--- YOUR OBJECTIVE ---
Extract every line that includes the string "circ".

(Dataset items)

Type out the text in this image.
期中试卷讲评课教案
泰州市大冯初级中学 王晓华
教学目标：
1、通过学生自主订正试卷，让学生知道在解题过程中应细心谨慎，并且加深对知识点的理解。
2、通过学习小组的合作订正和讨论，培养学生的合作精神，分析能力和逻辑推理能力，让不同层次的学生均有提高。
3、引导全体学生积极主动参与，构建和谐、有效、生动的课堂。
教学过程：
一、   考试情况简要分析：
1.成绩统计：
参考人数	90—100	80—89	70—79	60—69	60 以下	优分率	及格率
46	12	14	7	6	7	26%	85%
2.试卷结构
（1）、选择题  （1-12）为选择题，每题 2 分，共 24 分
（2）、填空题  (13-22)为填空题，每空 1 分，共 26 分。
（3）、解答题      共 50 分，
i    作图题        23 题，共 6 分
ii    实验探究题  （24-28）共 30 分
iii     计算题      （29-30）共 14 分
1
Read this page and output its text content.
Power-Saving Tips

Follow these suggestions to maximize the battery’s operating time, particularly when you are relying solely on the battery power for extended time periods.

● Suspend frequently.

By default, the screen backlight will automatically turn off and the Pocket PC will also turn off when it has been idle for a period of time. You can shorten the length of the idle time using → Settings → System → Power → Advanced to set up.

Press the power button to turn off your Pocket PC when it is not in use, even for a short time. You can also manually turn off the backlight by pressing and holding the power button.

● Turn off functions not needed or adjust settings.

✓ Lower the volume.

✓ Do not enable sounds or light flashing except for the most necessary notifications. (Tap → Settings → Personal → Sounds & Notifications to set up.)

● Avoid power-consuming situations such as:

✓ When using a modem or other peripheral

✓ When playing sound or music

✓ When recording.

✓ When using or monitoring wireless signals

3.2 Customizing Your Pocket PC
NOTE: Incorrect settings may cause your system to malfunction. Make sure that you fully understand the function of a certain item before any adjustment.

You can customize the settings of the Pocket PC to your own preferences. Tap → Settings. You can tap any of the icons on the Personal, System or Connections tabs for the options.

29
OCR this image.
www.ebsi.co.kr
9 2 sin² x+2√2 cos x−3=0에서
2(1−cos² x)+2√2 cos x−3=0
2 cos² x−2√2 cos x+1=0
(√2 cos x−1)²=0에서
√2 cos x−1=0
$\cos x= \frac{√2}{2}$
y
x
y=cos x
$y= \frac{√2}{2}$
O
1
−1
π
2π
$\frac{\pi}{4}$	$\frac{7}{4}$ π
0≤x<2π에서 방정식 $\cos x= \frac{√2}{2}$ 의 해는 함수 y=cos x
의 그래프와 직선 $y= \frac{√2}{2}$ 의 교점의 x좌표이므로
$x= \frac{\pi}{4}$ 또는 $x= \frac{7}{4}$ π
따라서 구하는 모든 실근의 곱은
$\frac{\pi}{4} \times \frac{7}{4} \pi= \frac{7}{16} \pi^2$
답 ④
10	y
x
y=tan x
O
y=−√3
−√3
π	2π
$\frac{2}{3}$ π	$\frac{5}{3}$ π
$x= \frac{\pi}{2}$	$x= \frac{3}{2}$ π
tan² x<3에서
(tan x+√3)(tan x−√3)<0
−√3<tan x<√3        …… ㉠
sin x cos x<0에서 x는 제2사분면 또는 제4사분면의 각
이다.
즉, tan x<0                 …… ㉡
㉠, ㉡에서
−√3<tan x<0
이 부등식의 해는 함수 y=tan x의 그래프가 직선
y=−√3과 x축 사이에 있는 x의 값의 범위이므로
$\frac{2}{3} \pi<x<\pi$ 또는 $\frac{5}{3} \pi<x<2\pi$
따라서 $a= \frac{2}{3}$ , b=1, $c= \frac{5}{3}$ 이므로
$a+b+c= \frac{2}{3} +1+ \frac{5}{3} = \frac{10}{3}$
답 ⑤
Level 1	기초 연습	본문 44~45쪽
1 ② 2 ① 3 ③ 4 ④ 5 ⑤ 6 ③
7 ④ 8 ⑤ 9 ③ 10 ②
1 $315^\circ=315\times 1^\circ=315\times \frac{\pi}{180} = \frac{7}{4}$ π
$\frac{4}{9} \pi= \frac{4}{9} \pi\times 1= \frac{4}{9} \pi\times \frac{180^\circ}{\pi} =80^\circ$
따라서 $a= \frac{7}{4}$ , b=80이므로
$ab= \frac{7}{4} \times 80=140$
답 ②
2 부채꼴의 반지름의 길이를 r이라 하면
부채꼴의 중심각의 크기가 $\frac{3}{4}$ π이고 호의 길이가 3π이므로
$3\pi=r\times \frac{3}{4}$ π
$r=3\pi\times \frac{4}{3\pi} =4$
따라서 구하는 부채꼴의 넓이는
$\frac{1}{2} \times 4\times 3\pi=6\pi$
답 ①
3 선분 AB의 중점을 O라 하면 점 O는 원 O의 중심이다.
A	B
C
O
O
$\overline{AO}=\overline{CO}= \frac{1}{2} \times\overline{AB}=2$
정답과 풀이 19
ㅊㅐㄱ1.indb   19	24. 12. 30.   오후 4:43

--- WRITTEN SOLUTION ---
1 $315^\circ=315\times 1^\circ=315\times \frac{\pi}{180} = \frac{7}{4}$ π
$\frac{4}{9} \pi= \frac{4}{9} \pi\times 1= \frac{4}{9} \pi\times \frac{180^\circ}{\pi} =80^\circ$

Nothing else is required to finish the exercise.